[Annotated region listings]
##########

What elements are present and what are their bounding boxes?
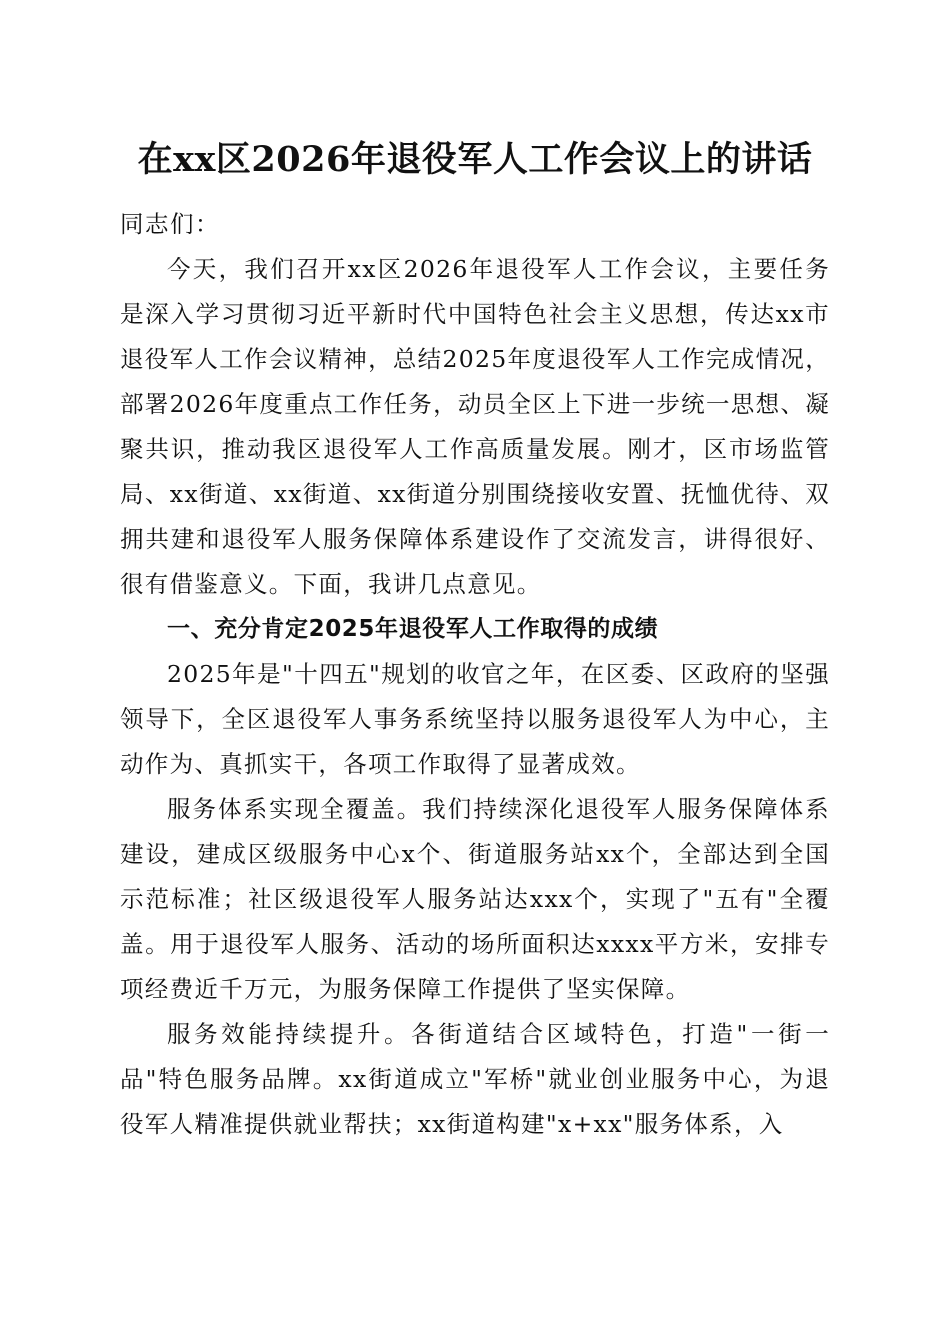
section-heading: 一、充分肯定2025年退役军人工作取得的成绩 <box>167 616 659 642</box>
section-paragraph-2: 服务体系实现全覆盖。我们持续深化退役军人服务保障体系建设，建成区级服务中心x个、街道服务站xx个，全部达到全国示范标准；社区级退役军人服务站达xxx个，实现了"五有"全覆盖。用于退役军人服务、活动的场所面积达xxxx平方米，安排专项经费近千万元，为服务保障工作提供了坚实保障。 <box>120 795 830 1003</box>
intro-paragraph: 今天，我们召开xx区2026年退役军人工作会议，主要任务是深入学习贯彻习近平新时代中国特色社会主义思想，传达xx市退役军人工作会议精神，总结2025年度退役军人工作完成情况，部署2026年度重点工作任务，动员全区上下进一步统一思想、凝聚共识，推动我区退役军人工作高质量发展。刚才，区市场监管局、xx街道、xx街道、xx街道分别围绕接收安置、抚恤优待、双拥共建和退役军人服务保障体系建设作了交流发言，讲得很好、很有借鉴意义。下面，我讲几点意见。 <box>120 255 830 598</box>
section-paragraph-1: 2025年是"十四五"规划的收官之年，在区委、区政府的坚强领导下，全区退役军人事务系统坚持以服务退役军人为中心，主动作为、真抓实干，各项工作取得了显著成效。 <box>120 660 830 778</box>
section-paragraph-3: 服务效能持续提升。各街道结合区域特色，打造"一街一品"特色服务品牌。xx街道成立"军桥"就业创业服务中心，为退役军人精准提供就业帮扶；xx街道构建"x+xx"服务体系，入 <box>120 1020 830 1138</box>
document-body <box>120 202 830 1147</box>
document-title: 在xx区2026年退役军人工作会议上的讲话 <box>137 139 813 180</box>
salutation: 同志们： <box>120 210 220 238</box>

##########

Lay out every line of the entries above as a JSON list of strings with one string per line. Omit blank lines and the pictures.

[
  "What elements are present and what are their bounding boxes?",
  "section-heading: 一、充分肯定2025年退役军人工作取得的成绩 <box>167 616 659 642</box>",
  "section-paragraph-2: 服务体系实现全覆盖。我们持续深化退役军人服务保障体系建设，建成区级服务中心x个、街道服务站xx个，全部达到全国示范标准；社区级退役军人服务站达xxx个，实现了\"五有\"全覆盖。用于退役军人服务、活动的场所面积达xxxx平方米，安排专项经费近千万元，为服务保障工作提供了坚实保障。 <box>120 795 830 1003</box>",
  "intro-paragraph: 今天，我们召开xx区2026年退役军人工作会议，主要任务是深入学习贯彻习近平新时代中国特色社会主义思想，传达xx市退役军人工作会议精神，总结2025年度退役军人工作完成情况，部署2026年度重点工作任务，动员全区上下进一步统一思想、凝聚共识，推动我区退役军人工作高质量发展。刚才，区市场监管局、xx街道、xx街道、xx街道分别围绕接收安置、抚恤优待、双拥共建和退役军人服务保障体系建设作了交流发言，讲得很好、很有借鉴意义。下面，我讲几点意见。 <box>120 255 830 598</box>",
  "section-paragraph-1: 2025年是\"十四五\"规划的收官之年，在区委、区政府的坚强领导下，全区退役军人事务系统坚持以服务退役军人为中心，主动作为、真抓实干，各项工作取得了显著成效。 <box>120 660 830 778</box>",
  "section-paragraph-3: 服务效能持续提升。各街道结合区域特色，打造\"一街一品\"特色服务品牌。xx街道成立\"军桥\"就业创业服务中心，为退役军人精准提供就业帮扶；xx街道构建\"x+xx\"服务体系，入 <box>120 1020 830 1138</box>",
  "document-body <box>120 202 830 1147</box>",
  "document-title: 在xx区2026年退役军人工作会议上的讲话 <box>137 139 813 180</box>",
  "salutation: 同志们： <box>120 210 220 238</box>"
]